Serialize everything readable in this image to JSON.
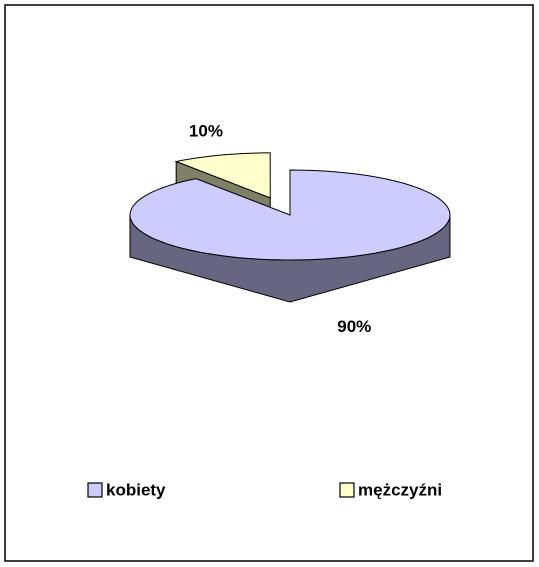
{
  "chart_data": {
    "type": "pie3d",
    "categories": [
      "kobiety",
      "mężczyźni"
    ],
    "values": [
      90,
      10
    ],
    "value_labels": [
      "90%",
      "10%"
    ],
    "colors": [
      "#ccccff",
      "#ffffcc"
    ],
    "legend": "bottom"
  }
}
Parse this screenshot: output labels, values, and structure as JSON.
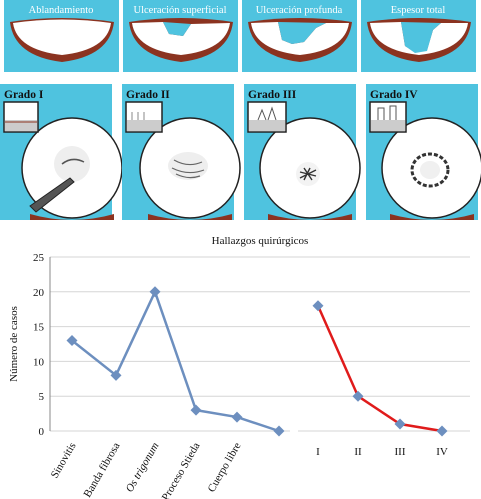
{
  "top_panels": {
    "labels": [
      "Ablandamiento",
      "Ulceración superficial",
      "Ulceración profunda",
      "Espesor total"
    ],
    "colors": {
      "background": "#4fc3df",
      "cartilage": "#ffffff",
      "bone": "#8b3320"
    }
  },
  "grade_panels": {
    "labels": [
      "Grado I",
      "Grado II",
      "Grado III",
      "Grado IV"
    ]
  },
  "chart_data": {
    "type": "line",
    "title": "Hallazgos quirúrgicos",
    "ylabel": "Número de casos",
    "ylim": [
      0,
      25
    ],
    "yticks": [
      0,
      5,
      10,
      15,
      20,
      25
    ],
    "grid": true,
    "series": [
      {
        "categories": [
          "Sinovitis",
          "Banda fibrosa",
          "Os trigonum",
          "Proceso Stieda",
          "Cuerpo libre",
          ""
        ],
        "values": [
          13,
          8,
          20,
          3,
          2,
          0
        ],
        "color": "#6d8fbf",
        "italic_category": "Os trigonum"
      },
      {
        "categories": [
          "I",
          "II",
          "III",
          "IV"
        ],
        "values": [
          18,
          5,
          1,
          0
        ],
        "color": "#e01b1b",
        "marker_color": "#6d8fbf"
      }
    ]
  }
}
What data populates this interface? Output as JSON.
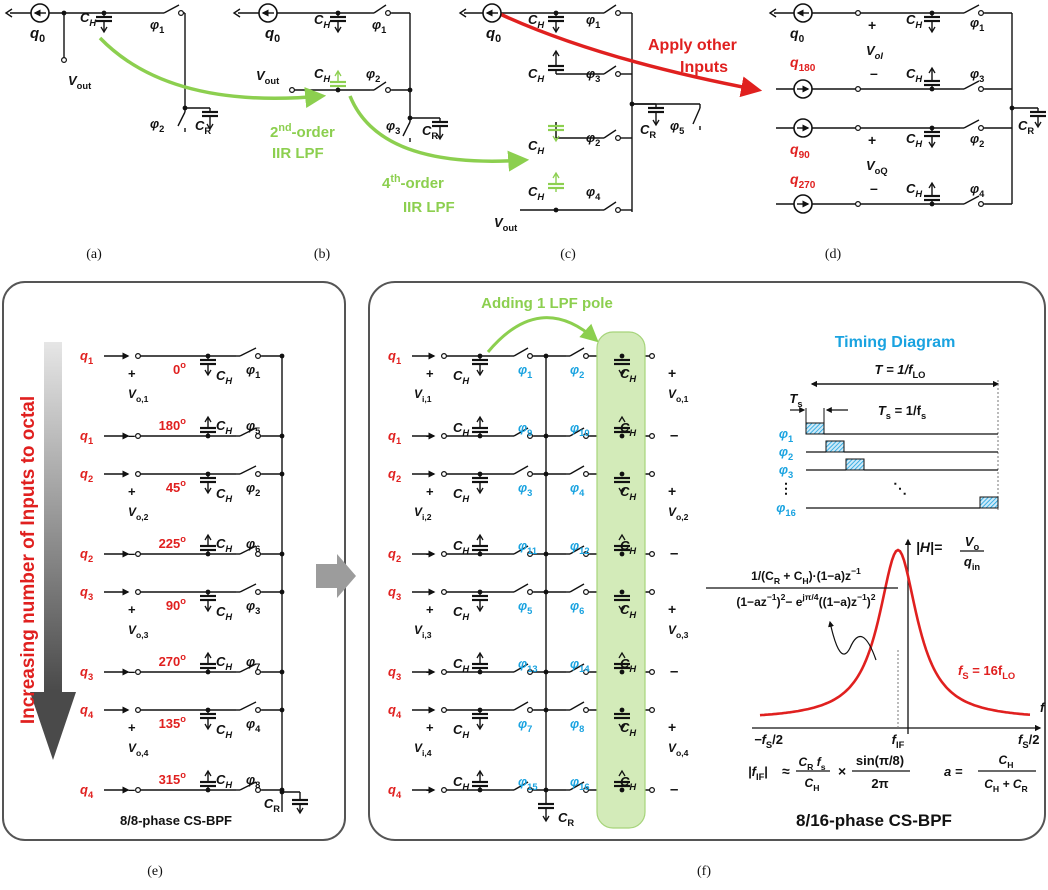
{
  "panel_captions": [
    "(a)",
    "(b)",
    "(c)",
    "(d)",
    "(e)",
    "(f)"
  ],
  "colors": {
    "red": "#e0201f",
    "green": "#8ccf4f",
    "cyan": "#1aa3e0",
    "black": "#111111",
    "panel_border": "#555555",
    "arrow_gray": "#9c9c9c"
  },
  "top": {
    "a": {
      "q": "q",
      "q_sub": "0",
      "ch": "C",
      "ch_sub": "H",
      "vout": "V",
      "vout_sub": "out",
      "phi1": "φ",
      "phi1_sub": "1",
      "phi2": "φ",
      "phi2_sub": "2",
      "cr": "C",
      "cr_sub": "R"
    },
    "b": {
      "q": "q",
      "q_sub": "0",
      "ch": "C",
      "ch_sub": "H",
      "vout": "V",
      "vout_sub": "out",
      "phi1_sub": "1",
      "phi2_sub": "2",
      "phi3_sub": "3",
      "cr_sub": "R"
    },
    "c": {
      "q_sub": "0",
      "phi1_sub": "1",
      "phi3_sub": "3",
      "phi2_sub": "2",
      "phi4_sub": "4",
      "phi5_sub": "5",
      "cr_sub": "R",
      "vout": "V",
      "vout_sub": "out"
    },
    "d": {
      "inputs": [
        {
          "q": "q",
          "sub": "0",
          "color": "black"
        },
        {
          "q": "q",
          "sub": "180",
          "color": "red"
        },
        {
          "q": "q",
          "sub": "90",
          "color": "red"
        },
        {
          "q": "q",
          "sub": "270",
          "color": "red"
        }
      ],
      "vi": "V",
      "vi_sub": "oI",
      "vq": "V",
      "vq_sub": "oQ",
      "phis": [
        "1",
        "3",
        "2",
        "4"
      ],
      "cr_sub": "R"
    },
    "annot_2nd": [
      "2",
      "nd",
      "-order",
      "IIR LPF"
    ],
    "annot_4th": [
      "4",
      "th",
      "-order",
      "IIR LPF"
    ],
    "annot_apply": [
      "Apply other",
      "Inputs"
    ]
  },
  "e": {
    "side_label": "Increasing number of Inputs to octal",
    "rows": [
      {
        "q": "1",
        "angle": "0",
        "phi": "1",
        "v": "o,1"
      },
      {
        "q": "1",
        "angle": "180",
        "phi": "5",
        "v": ""
      },
      {
        "q": "2",
        "angle": "45",
        "phi": "2",
        "v": "o,2"
      },
      {
        "q": "2",
        "angle": "225",
        "phi": "6",
        "v": ""
      },
      {
        "q": "3",
        "angle": "90",
        "phi": "3",
        "v": "o,3"
      },
      {
        "q": "3",
        "angle": "270",
        "phi": "7",
        "v": ""
      },
      {
        "q": "4",
        "angle": "135",
        "phi": "4",
        "v": "o,4"
      },
      {
        "q": "4",
        "angle": "315",
        "phi": "8",
        "v": ""
      }
    ],
    "degree_suffix": "o",
    "title": "8/8-phase CS-BPF",
    "cr": "C",
    "cr_sub": "R"
  },
  "f": {
    "adding_pole": "Adding 1 LPF pole",
    "rows": [
      {
        "q": "1",
        "p1": "1",
        "p2": "2",
        "vi": "i,1",
        "vo": "o,1"
      },
      {
        "q": "1",
        "p1": "9",
        "p2": "10",
        "vi": "",
        "vo": ""
      },
      {
        "q": "2",
        "p1": "3",
        "p2": "4",
        "vi": "i,2",
        "vo": "o,2"
      },
      {
        "q": "2",
        "p1": "11",
        "p2": "12",
        "vi": "",
        "vo": ""
      },
      {
        "q": "3",
        "p1": "5",
        "p2": "6",
        "vi": "i,3",
        "vo": "o,3"
      },
      {
        "q": "3",
        "p1": "13",
        "p2": "14",
        "vi": "",
        "vo": ""
      },
      {
        "q": "4",
        "p1": "7",
        "p2": "8",
        "vi": "i,4",
        "vo": "o,4"
      },
      {
        "q": "4",
        "p1": "15",
        "p2": "16",
        "vi": "",
        "vo": ""
      }
    ],
    "timing": {
      "title": "Timing Diagram",
      "period": "T = 1/f",
      "period_sub": "LO",
      "ts": "T",
      "ts_sub": "s",
      "ts_def": "T",
      "ts_def_sub": "s",
      "ts_def_rhs": " = 1/f",
      "ts_def_rhs_sub": "s",
      "phases": [
        "1",
        "2",
        "3",
        "…",
        "16"
      ]
    },
    "tf": {
      "h_label": "|H|=",
      "vo": "V",
      "vo_sub": "o",
      "qin": "q",
      "qin_sub": "in",
      "num": "1/(C",
      "num_sub": "R",
      "num2": " + C",
      "num_sub2": "H",
      "num3": ")·(1−a)z",
      "num_sup": "−1",
      "den": "(1−az",
      "den_sup1": "−1",
      "den2": ")",
      "den_sup2": "2",
      "den3": "− e",
      "den_sup3": "jπ/4",
      "den4": "((1−a)z",
      "den_sup4": "−1",
      "den5": ")",
      "den_sup5": "2",
      "fs_eq": "f",
      "fs_eq_sub": "S",
      "fs_eq_rhs": " = 16f",
      "fs_eq_rhs_sub": "LO",
      "x_left": "−f",
      "x_left_sub": "S",
      "x_left_tail": "/2",
      "x_mid": "f",
      "x_mid_sub": "IF",
      "x_right": "f",
      "x_right_sub": "S",
      "x_right_tail": "/2",
      "x_axis": "f",
      "fif_eq_left": "|f",
      "fif_sub": "IF",
      "fif_bar": "|",
      "approx": "≈",
      "frac1_num": "C",
      "frac1_num_sub": "R",
      "frac1_num_tail": " f",
      "frac1_num_sub2": "s",
      "frac1_den": "C",
      "frac1_den_sub": "H",
      "times": "×",
      "frac2_num": "sin(π/8)",
      "frac2_den": "2π",
      "a_eq": "a =",
      "frac3_num": "C",
      "frac3_num_sub": "H",
      "frac3_den": "C",
      "frac3_den_sub": "H",
      "frac3_den_tail": " + C",
      "frac3_den_sub2": "R"
    },
    "title": "8/16-phase CS-BPF",
    "cr": "C",
    "cr_sub": "R"
  },
  "glyph_names": {
    "ch": "C",
    "ch_sub": "H",
    "phi": "φ",
    "q": "q",
    "v": "V",
    "plus": "+",
    "minus": "−"
  }
}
######
*WHAT YOU WILL DO*.
Repeat the data exactly, dropping every picture it holds.

*FINISHED TASK*.
Serialize everything readable in this image to JSON.
{
  "chart_data": {
    "type": "pie3d",
    "categories": [
      "kobiety",
      "mężczyźni"
    ],
    "values": [
      90,
      10
    ],
    "value_labels": [
      "90%",
      "10%"
    ],
    "colors": [
      "#ccccff",
      "#ffffcc"
    ],
    "legend": "bottom"
  }
}
Parse this screenshot: output labels, values, and structure as JSON.
{
  "top_panels": {
    "labels": [
      "Ablandamiento",
      "Ulceración superficial",
      "Ulceración profunda",
      "Espesor total"
    ],
    "colors": {
      "background": "#4fc3df",
      "cartilage": "#ffffff",
      "bone": "#8b3320"
    }
  },
  "grade_panels": {
    "labels": [
      "Grado I",
      "Grado II",
      "Grado III",
      "Grado IV"
    ]
  },
  "chart_data": {
    "type": "line",
    "title": "Hallazgos quirúrgicos",
    "ylabel": "Número de casos",
    "ylim": [
      0,
      25
    ],
    "yticks": [
      0,
      5,
      10,
      15,
      20,
      25
    ],
    "grid": true,
    "series": [
      {
        "categories": [
          "Sinovitis",
          "Banda fibrosa",
          "Os trigonum",
          "Proceso Stieda",
          "Cuerpo libre",
          ""
        ],
        "values": [
          13,
          8,
          20,
          3,
          2,
          0
        ],
        "color": "#6d8fbf",
        "italic_category": "Os trigonum"
      },
      {
        "categories": [
          "I",
          "II",
          "III",
          "IV"
        ],
        "values": [
          18,
          5,
          1,
          0
        ],
        "color": "#e01b1b",
        "marker_color": "#6d8fbf"
      }
    ]
  }
}
What data populates this interface? Output as JSON.
{
  "panel_captions": [
    "(a)",
    "(b)",
    "(c)",
    "(d)",
    "(e)",
    "(f)"
  ],
  "colors": {
    "red": "#e0201f",
    "green": "#8ccf4f",
    "cyan": "#1aa3e0",
    "black": "#111111",
    "panel_border": "#555555",
    "arrow_gray": "#9c9c9c"
  },
  "top": {
    "a": {
      "q": "q",
      "q_sub": "0",
      "ch": "C",
      "ch_sub": "H",
      "vout": "V",
      "vout_sub": "out",
      "phi1": "φ",
      "phi1_sub": "1",
      "phi2": "φ",
      "phi2_sub": "2",
      "cr": "C",
      "cr_sub": "R"
    },
    "b": {
      "q": "q",
      "q_sub": "0",
      "ch": "C",
      "ch_sub": "H",
      "vout": "V",
      "vout_sub": "out",
      "phi1_sub": "1",
      "phi2_sub": "2",
      "phi3_sub": "3",
      "cr_sub": "R"
    },
    "c": {
      "q_sub": "0",
      "phi1_sub": "1",
      "phi3_sub": "3",
      "phi2_sub": "2",
      "phi4_sub": "4",
      "phi5_sub": "5",
      "cr_sub": "R",
      "vout": "V",
      "vout_sub": "out"
    },
    "d": {
      "inputs": [
        {
          "q": "q",
          "sub": "0",
          "color": "black"
        },
        {
          "q": "q",
          "sub": "180",
          "color": "red"
        },
        {
          "q": "q",
          "sub": "90",
          "color": "red"
        },
        {
          "q": "q",
          "sub": "270",
          "color": "red"
        }
      ],
      "vi": "V",
      "vi_sub": "oI",
      "vq": "V",
      "vq_sub": "oQ",
      "phis": [
        "1",
        "3",
        "2",
        "4"
      ],
      "cr_sub": "R"
    },
    "annot_2nd": [
      "2",
      "nd",
      "-order",
      "IIR LPF"
    ],
    "annot_4th": [
      "4",
      "th",
      "-order",
      "IIR LPF"
    ],
    "annot_apply": [
      "Apply other",
      "Inputs"
    ]
  },
  "e": {
    "side_label": "Increasing number of Inputs to octal",
    "rows": [
      {
        "q": "1",
        "angle": "0",
        "phi": "1",
        "v": "o,1"
      },
      {
        "q": "1",
        "angle": "180",
        "phi": "5",
        "v": ""
      },
      {
        "q": "2",
        "angle": "45",
        "phi": "2",
        "v": "o,2"
      },
      {
        "q": "2",
        "angle": "225",
        "phi": "6",
        "v": ""
      },
      {
        "q": "3",
        "angle": "90",
        "phi": "3",
        "v": "o,3"
      },
      {
        "q": "3",
        "angle": "270",
        "phi": "7",
        "v": ""
      },
      {
        "q": "4",
        "angle": "135",
        "phi": "4",
        "v": "o,4"
      },
      {
        "q": "4",
        "angle": "315",
        "phi": "8",
        "v": ""
      }
    ],
    "degree_suffix": "o",
    "title": "8/8-phase CS-BPF",
    "cr": "C",
    "cr_sub": "R"
  },
  "f": {
    "adding_pole": "Adding 1 LPF pole",
    "rows": [
      {
        "q": "1",
        "p1": "1",
        "p2": "2",
        "vi": "i,1",
        "vo": "o,1"
      },
      {
        "q": "1",
        "p1": "9",
        "p2": "10",
        "vi": "",
        "vo": ""
      },
      {
        "q": "2",
        "p1": "3",
        "p2": "4",
        "vi": "i,2",
        "vo": "o,2"
      },
      {
        "q": "2",
        "p1": "11",
        "p2": "12",
        "vi": "",
        "vo": ""
      },
      {
        "q": "3",
        "p1": "5",
        "p2": "6",
        "vi": "i,3",
        "vo": "o,3"
      },
      {
        "q": "3",
        "p1": "13",
        "p2": "14",
        "vi": "",
        "vo": ""
      },
      {
        "q": "4",
        "p1": "7",
        "p2": "8",
        "vi": "i,4",
        "vo": "o,4"
      },
      {
        "q": "4",
        "p1": "15",
        "p2": "16",
        "vi": "",
        "vo": ""
      }
    ],
    "timing": {
      "title": "Timing Diagram",
      "period": "T = 1/f",
      "period_sub": "LO",
      "ts": "T",
      "ts_sub": "s",
      "ts_def": "T",
      "ts_def_sub": "s",
      "ts_def_rhs": " = 1/f",
      "ts_def_rhs_sub": "s",
      "phases": [
        "1",
        "2",
        "3",
        "…",
        "16"
      ]
    },
    "tf": {
      "h_label": "|H|=",
      "vo": "V",
      "vo_sub": "o",
      "qin": "q",
      "qin_sub": "in",
      "num": "1/(C",
      "num_sub": "R",
      "num2": " + C",
      "num_sub2": "H",
      "num3": ")·(1−a)z",
      "num_sup": "−1",
      "den": "(1−az",
      "den_sup1": "−1",
      "den2": ")",
      "den_sup2": "2",
      "den3": "− e",
      "den_sup3": "jπ/4",
      "den4": "((1−a)z",
      "den_sup4": "−1",
      "den5": ")",
      "den_sup5": "2",
      "fs_eq": "f",
      "fs_eq_sub": "S",
      "fs_eq_rhs": " = 16f",
      "fs_eq_rhs_sub": "LO",
      "x_left": "−f",
      "x_left_sub": "S",
      "x_left_tail": "/2",
      "x_mid": "f",
      "x_mid_sub": "IF",
      "x_right": "f",
      "x_right_sub": "S",
      "x_right_tail": "/2",
      "x_axis": "f",
      "fif_eq_left": "|f",
      "fif_sub": "IF",
      "fif_bar": "|",
      "approx": "≈",
      "frac1_num": "C",
      "frac1_num_sub": "R",
      "frac1_num_tail": " f",
      "frac1_num_sub2": "s",
      "frac1_den": "C",
      "frac1_den_sub": "H",
      "times": "×",
      "frac2_num": "sin(π/8)",
      "frac2_den": "2π",
      "a_eq": "a =",
      "frac3_num": "C",
      "frac3_num_sub": "H",
      "frac3_den": "C",
      "frac3_den_sub": "H",
      "frac3_den_tail": " + C",
      "frac3_den_sub2": "R"
    },
    "title": "8/16-phase CS-BPF",
    "cr": "C",
    "cr_sub": "R"
  },
  "glyph_names": {
    "ch": "C",
    "ch_sub": "H",
    "phi": "φ",
    "q": "q",
    "v": "V",
    "plus": "+",
    "minus": "−"
  }
}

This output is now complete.